### TASK DESCRIPTION
Omit every picture and write out the rest of the records exactly.

------------------------------

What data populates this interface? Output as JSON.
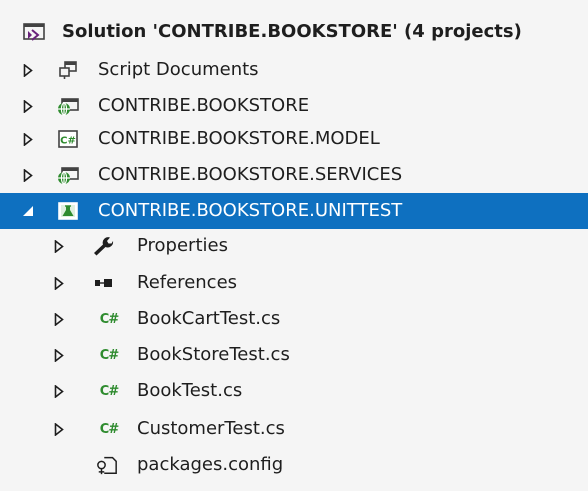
{
  "solution": {
    "label": "Solution 'CONTRIBE.BOOKSTORE' (4 projects)"
  },
  "items": [
    {
      "label": "Script Documents",
      "icon": "script-documents-icon"
    },
    {
      "label": "CONTRIBE.BOOKSTORE",
      "icon": "web-project-icon"
    },
    {
      "label": "CONTRIBE.BOOKSTORE.MODEL",
      "icon": "csharp-project-icon"
    },
    {
      "label": "CONTRIBE.BOOKSTORE.SERVICES",
      "icon": "web-project-icon"
    },
    {
      "label": "CONTRIBE.BOOKSTORE.UNITTEST",
      "icon": "test-project-icon",
      "selected": true
    },
    {
      "label": "Properties",
      "icon": "wrench-icon"
    },
    {
      "label": "References",
      "icon": "references-icon"
    },
    {
      "label": "BookCartTest.cs",
      "icon": "csharp-file-icon"
    },
    {
      "label": "BookStoreTest.cs",
      "icon": "csharp-file-icon"
    },
    {
      "label": "BookTest.cs",
      "icon": "csharp-file-icon"
    },
    {
      "label": "CustomerTest.cs",
      "icon": "csharp-file-icon"
    },
    {
      "label": "packages.config",
      "icon": "config-file-icon"
    }
  ],
  "colors": {
    "background": "#f5f5f5",
    "selection": "#0e70c0",
    "csharp_green": "#2e8b2e",
    "vs_purple": "#68217a"
  }
}
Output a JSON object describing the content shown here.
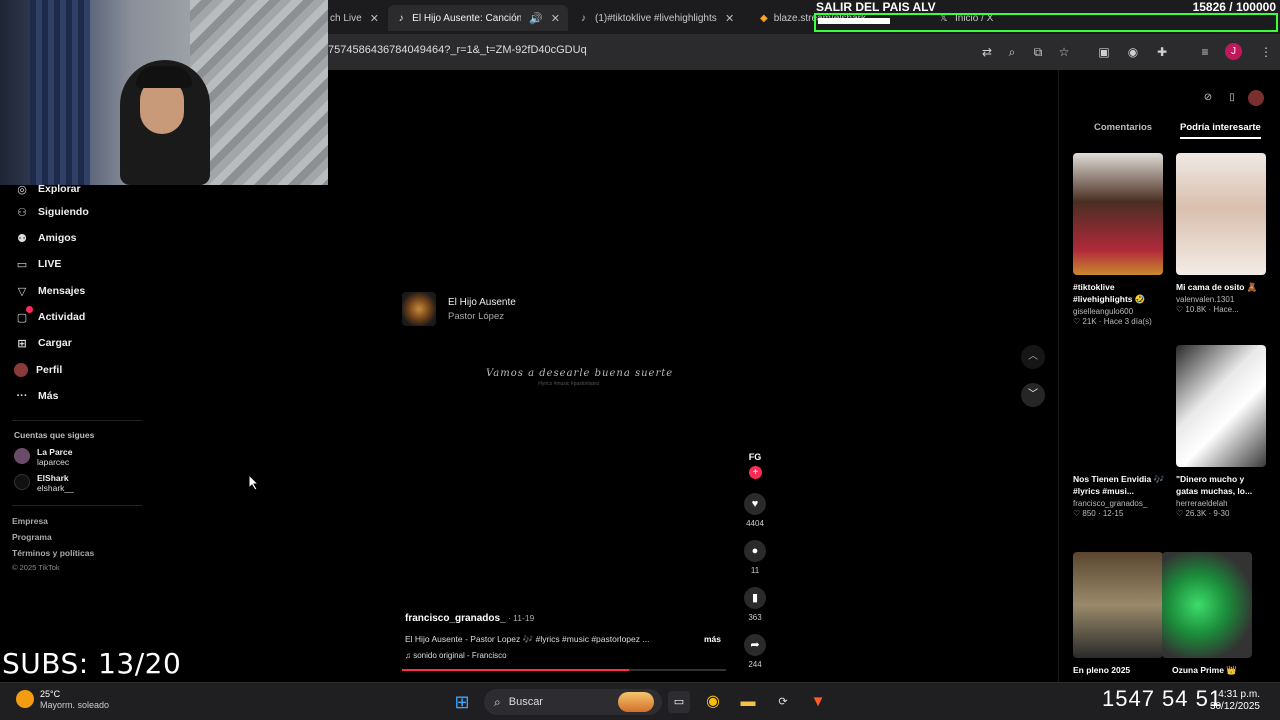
{
  "overlay": {
    "goal_title": "SALIR DEL PAIS ALV",
    "goal_count": "15826 / 100000",
    "goal_progress": 0.158,
    "subs": "SUBS: 13/20"
  },
  "tabs": [
    {
      "label": "ch Live",
      "icon": "tiktok-icon"
    },
    {
      "label": "El Hijo Ausente: Canción",
      "icon": "tiktok-icon",
      "active": true
    },
    {
      "label": "(1)#tiktoklive #livehighlights",
      "icon": "tiktok-icon"
    },
    {
      "label": "blaze.stream/elshark",
      "icon": "brave-icon"
    },
    {
      "label": "Inicio / X",
      "icon": "x-icon"
    }
  ],
  "address": {
    "url": "7574586436784049464?_r=1&_t=ZM-92fD40cGDUq",
    "profile_initial": "J"
  },
  "sidebar": {
    "items": [
      {
        "label": "Explorar",
        "icon": "compass-icon"
      },
      {
        "label": "Siguiendo",
        "icon": "user-check-icon"
      },
      {
        "label": "Amigos",
        "icon": "friends-icon"
      },
      {
        "label": "LIVE",
        "icon": "live-icon"
      },
      {
        "label": "Mensajes",
        "icon": "send-icon"
      },
      {
        "label": "Actividad",
        "icon": "activity-icon"
      },
      {
        "label": "Cargar",
        "icon": "upload-icon"
      },
      {
        "label": "Perfil",
        "icon": "avatar-icon"
      },
      {
        "label": "Más",
        "icon": "more-icon"
      }
    ],
    "following_title": "Cuentas que sigues",
    "following": [
      {
        "name": "La Parce",
        "handle": "laparcec"
      },
      {
        "name": "ElShark",
        "handle": "elshark__"
      }
    ],
    "footer": [
      "Empresa",
      "Programa",
      "Términos y políticas"
    ],
    "copyright": "© 2025 TikTok"
  },
  "video": {
    "song_title": "El Hijo Ausente",
    "song_artist": "Pastor López",
    "lyric": "Vamos a desearle buena suerte",
    "lyric_sub": "#lyrics #music #pastorlopez",
    "creator_initials": "FG",
    "username": "francisco_granados_",
    "date": " · 11-19",
    "description": "El Hijo Ausente - Pastor Lopez 🎶 #lyrics #music #pastorlopez ...",
    "more": "más",
    "sound": "sonido original - Francisco",
    "progress": 0.7,
    "likes": "4404",
    "comments": "11",
    "saves": "363",
    "shares": "244"
  },
  "right_panel": {
    "tab_comments": "Comentarios",
    "tab_suggested": "Podría interesarte",
    "cards": [
      {
        "title": "#tiktoklive #livehighlights 🤣",
        "user": "giselleangulo600",
        "stats": "♡ 21K · Hace 3 día(s)"
      },
      {
        "title": "Mi cama de osito 🧸",
        "user": "valenvalen.1301",
        "stats": "♡ 10.8K · Hace..."
      },
      {
        "title": "Nos Tienen Envidia 🎶 #lyrics #musi...",
        "user": "francisco_granados_",
        "stats": "♡ 850 · 12-15"
      },
      {
        "title": "\"Dinero mucho y gatas muchas, lo...",
        "user": "herreraeldelah",
        "stats": "♡ 26.3K · 9-30"
      },
      {
        "title": "En pleno 2025",
        "user": "",
        "stats": ""
      },
      {
        "title": "Ozuna Prime 👑",
        "user": "",
        "stats": ""
      }
    ]
  },
  "taskbar": {
    "temp": "25°C",
    "weather": "Mayorm. soleado",
    "search": "Buscar",
    "time": "4:31 p.m.",
    "date": "30/12/2025",
    "timer": "1547 54 51"
  }
}
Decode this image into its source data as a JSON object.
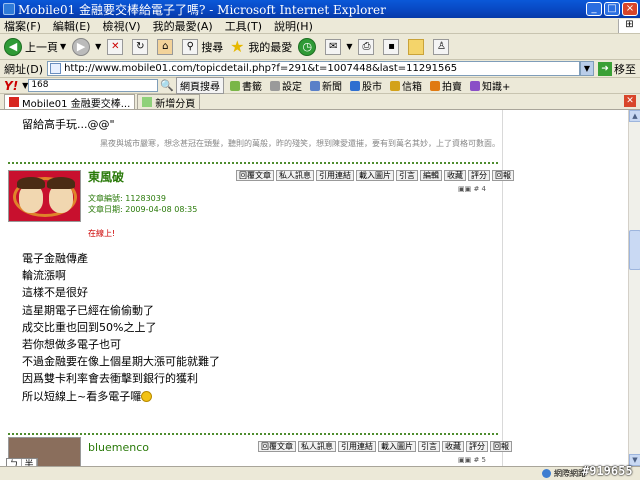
{
  "window": {
    "title": "Mobile01 金融要交棒給電子了嗎? - Microsoft Internet Explorer",
    "minimize": "_",
    "maximize": "□",
    "close": "×"
  },
  "menu": [
    "檔案(F)",
    "編輯(E)",
    "檢視(V)",
    "我的最愛(A)",
    "工具(T)",
    "說明(H)"
  ],
  "toolbar": {
    "back": "上一頁",
    "search": "搜尋",
    "favorites": "我的最愛"
  },
  "address": {
    "label": "網址(D)",
    "url": "http://www.mobile01.com/topicdetail.php?f=291&t=1007448&last=11291565",
    "go": "移至"
  },
  "yahoo": {
    "logo": "Y!",
    "search_value": "168",
    "search_button": "網頁搜尋",
    "items": [
      "書籤",
      "設定",
      "新聞",
      "股市",
      "信箱",
      "拍賣",
      "知識+"
    ]
  },
  "tabs": [
    {
      "label": "Mobile01 金融要交棒..."
    },
    {
      "label": "新增分頁"
    }
  ],
  "thread": {
    "lead_text": "留給高手玩...@@\"",
    "signature": "黑夜與城市嚴寒，想念甚冠在頭髮，聽則的萬般，昨的殘笑，想到陳愛還摧，要有到萬名其妙，上了資格可數面。",
    "post": {
      "username": "東風破",
      "meta_lines": [
        "文章編號: 11283039",
        "文章日期: 2009-04-08 08:35"
      ],
      "online": "在線上!",
      "buttons": [
        "回覆文章",
        "私人訊息",
        "引用連結",
        "載入圖片",
        "引言",
        "編輯",
        "收藏",
        "評分",
        "回報"
      ],
      "post_number": "▣▣ # 4",
      "body_lines": [
        "電子金融傳產",
        "輪流漲啊",
        "這樣不是很好",
        "這星期電子已經在偷偷動了",
        "成交比重也回到50%之上了",
        "若你想做多電子也可",
        "不過金融要在像上個星期大漲可能就難了",
        "因爲雙卡利率會去衝擊到銀行的獲利",
        "所以短線上~看多電子囉"
      ]
    },
    "next_post": {
      "username": "bluemenco",
      "buttons": [
        "回覆文章",
        "私人訊息",
        "引用連結",
        "載入圖片",
        "引言",
        "收藏",
        "評分",
        "回報"
      ],
      "post_number": "▣▣ # 5"
    }
  },
  "ime": [
    "ㄅ",
    "半"
  ],
  "status": {
    "zone": "網際網路",
    "watermark": "#919655"
  }
}
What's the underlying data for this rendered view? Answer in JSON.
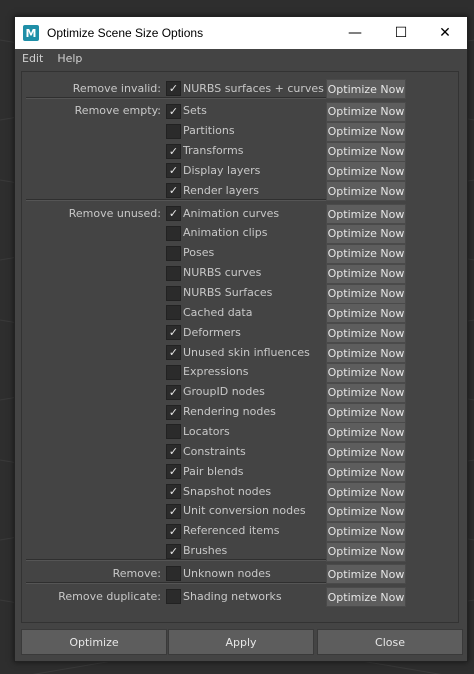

------------------------------

### ANSWER TO THIS EXERCISE
What data populates this interface? Output as JSON.
{
  "solution": {
    "label": "Solution 'CONTRIBE.BOOKSTORE' (4 projects)"
  },
  "items": [
    {
      "label": "Script Documents",
      "icon": "script-documents-icon"
    },
    {
      "label": "CONTRIBE.BOOKSTORE",
      "icon": "web-project-icon"
    },
    {
      "label": "CONTRIBE.BOOKSTORE.MODEL",
      "icon": "csharp-project-icon"
    },
    {
      "label": "CONTRIBE.BOOKSTORE.SERVICES",
      "icon": "web-project-icon"
    },
    {
      "label": "CONTRIBE.BOOKSTORE.UNITTEST",
      "icon": "test-project-icon",
      "selected": true
    },
    {
      "label": "Properties",
      "icon": "wrench-icon"
    },
    {
      "label": "References",
      "icon": "references-icon"
    },
    {
      "label": "BookCartTest.cs",
      "icon": "csharp-file-icon"
    },
    {
      "label": "BookStoreTest.cs",
      "icon": "csharp-file-icon"
    },
    {
      "label": "BookTest.cs",
      "icon": "csharp-file-icon"
    },
    {
      "label": "CustomerTest.cs",
      "icon": "csharp-file-icon"
    },
    {
      "label": "packages.config",
      "icon": "config-file-icon"
    }
  ],
  "colors": {
    "background": "#f5f5f5",
    "selection": "#0e70c0",
    "csharp_green": "#2e8b2e",
    "vs_purple": "#68217a"
  }
}
Output a JSON object describing the content shown here.
{
  "overlay": {
    "goal_title": "SALIR DEL PAIS ALV",
    "goal_count": "15826 / 100000",
    "goal_progress": 0.158,
    "subs": "SUBS: 13/20"
  },
  "tabs": [
    {
      "label": "ch Live",
      "icon": "tiktok-icon"
    },
    {
      "label": "El Hijo Ausente: Canción",
      "icon": "tiktok-icon",
      "active": true
    },
    {
      "label": "(1)#tiktoklive #livehighlights",
      "icon": "tiktok-icon"
    },
    {
      "label": "blaze.stream/elshark",
      "icon": "brave-icon"
    },
    {
      "label": "Inicio / X",
      "icon": "x-icon"
    }
  ],
  "address": {
    "url": "7574586436784049464?_r=1&_t=ZM-92fD40cGDUq",
    "profile_initial": "J"
  },
  "sidebar": {
    "items": [
      {
        "label": "Explorar",
        "icon": "compass-icon"
      },
      {
        "label": "Siguiendo",
        "icon": "user-check-icon"
      },
      {
        "label": "Amigos",
        "icon": "friends-icon"
      },
      {
        "label": "LIVE",
        "icon": "live-icon"
      },
      {
        "label": "Mensajes",
        "icon": "send-icon"
      },
      {
        "label": "Actividad",
        "icon": "activity-icon"
      },
      {
        "label": "Cargar",
        "icon": "upload-icon"
      },
      {
        "label": "Perfil",
        "icon": "avatar-icon"
      },
      {
        "label": "Más",
        "icon": "more-icon"
      }
    ],
    "following_title": "Cuentas que sigues",
    "following": [
      {
        "name": "La Parce",
        "handle": "laparcec"
      },
      {
        "name": "ElShark",
        "handle": "elshark__"
      }
    ],
    "footer": [
      "Empresa",
      "Programa",
      "Términos y políticas"
    ],
    "copyright": "© 2025 TikTok"
  },
  "video": {
    "song_title": "El Hijo Ausente",
    "song_artist": "Pastor López",
    "lyric": "Vamos a desearle buena suerte",
    "lyric_sub": "#lyrics #music #pastorlopez",
    "creator_initials": "FG",
    "username": "francisco_granados_",
    "date": " · 11-19",
    "description": "El Hijo Ausente - Pastor Lopez 🎶 #lyrics #music #pastorlopez ...",
    "more": "más",
    "sound": "sonido original - Francisco",
    "progress": 0.7,
    "likes": "4404",
    "comments": "11",
    "saves": "363",
    "shares": "244"
  },
  "right_panel": {
    "tab_comments": "Comentarios",
    "tab_suggested": "Podría interesarte",
    "cards": [
      {
        "title": "#tiktoklive #livehighlights 🤣",
        "user": "giselleangulo600",
        "stats": "♡ 21K · Hace 3 día(s)"
      },
      {
        "title": "Mi cama de osito 🧸",
        "user": "valenvalen.1301",
        "stats": "♡ 10.8K · Hace..."
      },
      {
        "title": "Nos Tienen Envidia 🎶 #lyrics #musi...",
        "user": "francisco_granados_",
        "stats": "♡ 850 · 12-15"
      },
      {
        "title": "\"Dinero mucho y gatas muchas, lo...",
        "user": "herreraeldelah",
        "stats": "♡ 26.3K · 9-30"
      },
      {
        "title": "En pleno 2025",
        "user": "",
        "stats": ""
      },
      {
        "title": "Ozuna Prime 👑",
        "user": "",
        "stats": ""
      }
    ]
  },
  "taskbar": {
    "temp": "25°C",
    "weather": "Mayorm. soleado",
    "search": "Buscar",
    "time": "4:31 p.m.",
    "date": "30/12/2025",
    "timer": "1547 54 51"
  }
}
Decode this image into its source data as a JSON object.
{
  "window": {
    "title": "Mobile01 金融要交棒給電子了嗎? - Microsoft Internet Explorer",
    "minimize": "_",
    "maximize": "□",
    "close": "×"
  },
  "menu": [
    "檔案(F)",
    "編輯(E)",
    "檢視(V)",
    "我的最愛(A)",
    "工具(T)",
    "說明(H)"
  ],
  "toolbar": {
    "back": "上一頁",
    "search": "搜尋",
    "favorites": "我的最愛"
  },
  "address": {
    "label": "網址(D)",
    "url": "http://www.mobile01.com/topicdetail.php?f=291&t=1007448&last=11291565",
    "go": "移至"
  },
  "yahoo": {
    "logo": "Y!",
    "search_value": "168",
    "search_button": "網頁搜尋",
    "items": [
      "書籤",
      "設定",
      "新聞",
      "股市",
      "信箱",
      "拍賣",
      "知識+"
    ]
  },
  "tabs": [
    {
      "label": "Mobile01 金融要交棒..."
    },
    {
      "label": "新增分頁"
    }
  ],
  "thread": {
    "lead_text": "留給高手玩...@@\"",
    "signature": "黑夜與城市嚴寒，想念甚冠在頭髮，聽則的萬般，昨的殘笑，想到陳愛還摧，要有到萬名其妙，上了資格可數面。",
    "post": {
      "username": "東風破",
      "meta_lines": [
        "文章編號: 11283039",
        "文章日期: 2009-04-08 08:35"
      ],
      "online": "在線上!",
      "buttons": [
        "回覆文章",
        "私人訊息",
        "引用連結",
        "載入圖片",
        "引言",
        "編輯",
        "收藏",
        "評分",
        "回報"
      ],
      "post_number": "▣▣ # 4",
      "body_lines": [
        "電子金融傳產",
        "輪流漲啊",
        "這樣不是很好",
        "這星期電子已經在偷偷動了",
        "成交比重也回到50%之上了",
        "若你想做多電子也可",
        "不過金融要在像上個星期大漲可能就難了",
        "因爲雙卡利率會去衝擊到銀行的獲利",
        "所以短線上~看多電子囉"
      ]
    },
    "next_post": {
      "username": "bluemenco",
      "buttons": [
        "回覆文章",
        "私人訊息",
        "引用連結",
        "載入圖片",
        "引言",
        "收藏",
        "評分",
        "回報"
      ],
      "post_number": "▣▣ # 5"
    }
  },
  "ime": [
    "ㄅ",
    "半"
  ],
  "status": {
    "zone": "網際網路",
    "watermark": "#919655"
  }
}
What's the underlying data for this rendered view? Answer in JSON.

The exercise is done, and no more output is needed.